What you will do: Give back each entry unchanged, minus pictures.
START Listed records
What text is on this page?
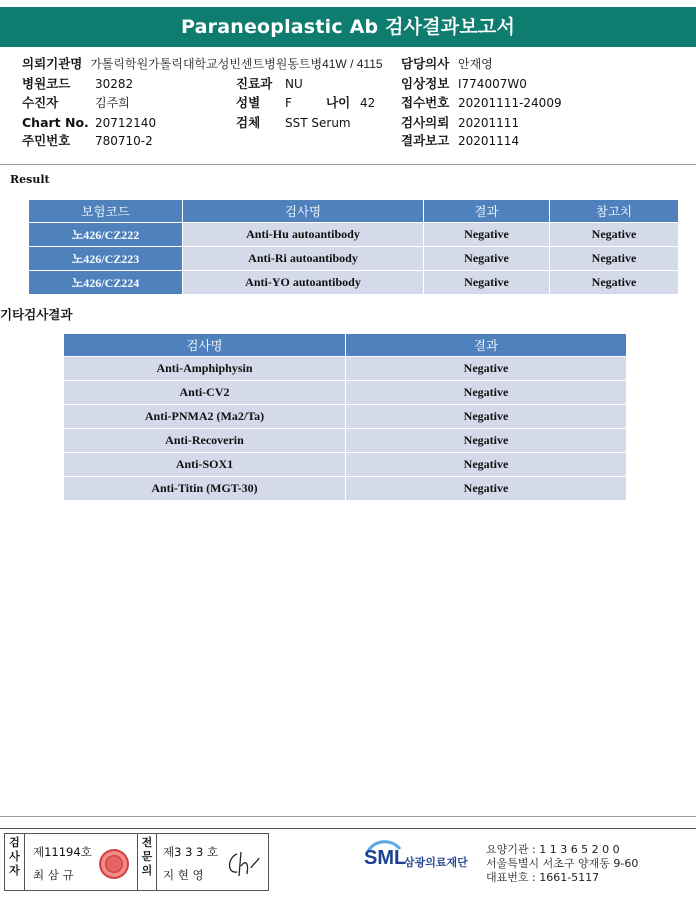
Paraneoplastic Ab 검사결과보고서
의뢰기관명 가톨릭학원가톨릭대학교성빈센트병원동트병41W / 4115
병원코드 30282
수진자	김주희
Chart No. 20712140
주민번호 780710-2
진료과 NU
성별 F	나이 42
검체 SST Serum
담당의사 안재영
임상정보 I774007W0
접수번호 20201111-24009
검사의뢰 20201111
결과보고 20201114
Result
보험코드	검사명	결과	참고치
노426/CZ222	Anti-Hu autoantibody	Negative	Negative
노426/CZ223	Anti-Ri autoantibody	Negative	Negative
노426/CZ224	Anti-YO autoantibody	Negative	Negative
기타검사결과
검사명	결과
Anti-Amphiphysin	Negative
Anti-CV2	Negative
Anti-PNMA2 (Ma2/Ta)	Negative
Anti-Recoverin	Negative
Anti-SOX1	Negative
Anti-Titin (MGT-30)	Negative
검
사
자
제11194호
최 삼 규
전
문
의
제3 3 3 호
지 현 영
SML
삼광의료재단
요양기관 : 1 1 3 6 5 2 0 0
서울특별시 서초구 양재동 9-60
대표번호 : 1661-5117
END Listed records
Exercise output:
What text is on this page?
Paraneoplastic Ab 검사결과보고서
의뢰기관명 가톨릭학원가톨릭대학교성빈센트병원동트병41W / 4115
병원코드 30282
수진자	김주희
Chart No. 20712140
주민번호 780710-2
진료과 NU
성별 F	나이 42
검체 SST Serum
담당의사 안재영
임상정보 I774007W0
접수번호 20201111-24009
검사의뢰 20201111
결과보고 20201114
Result
보험코드	검사명	결과	참고치
노426/CZ222	Anti-Hu autoantibody	Negative	Negative
노426/CZ223	Anti-Ri autoantibody	Negative	Negative
노426/CZ224	Anti-YO autoantibody	Negative	Negative
기타검사결과
검사명	결과
Anti-Amphiphysin	Negative
Anti-CV2	Negative
Anti-PNMA2 (Ma2/Ta)	Negative
Anti-Recoverin	Negative
Anti-SOX1	Negative
Anti-Titin (MGT-30)	Negative
검
사
자
제11194호
최 삼 규
전
문
의
제3 3 3 호
지 현 영
SML
삼광의료재단
요양기관 : 1 1 3 6 5 2 0 0
서울특별시 서초구 양재동 9-60
대표번호 : 1661-5117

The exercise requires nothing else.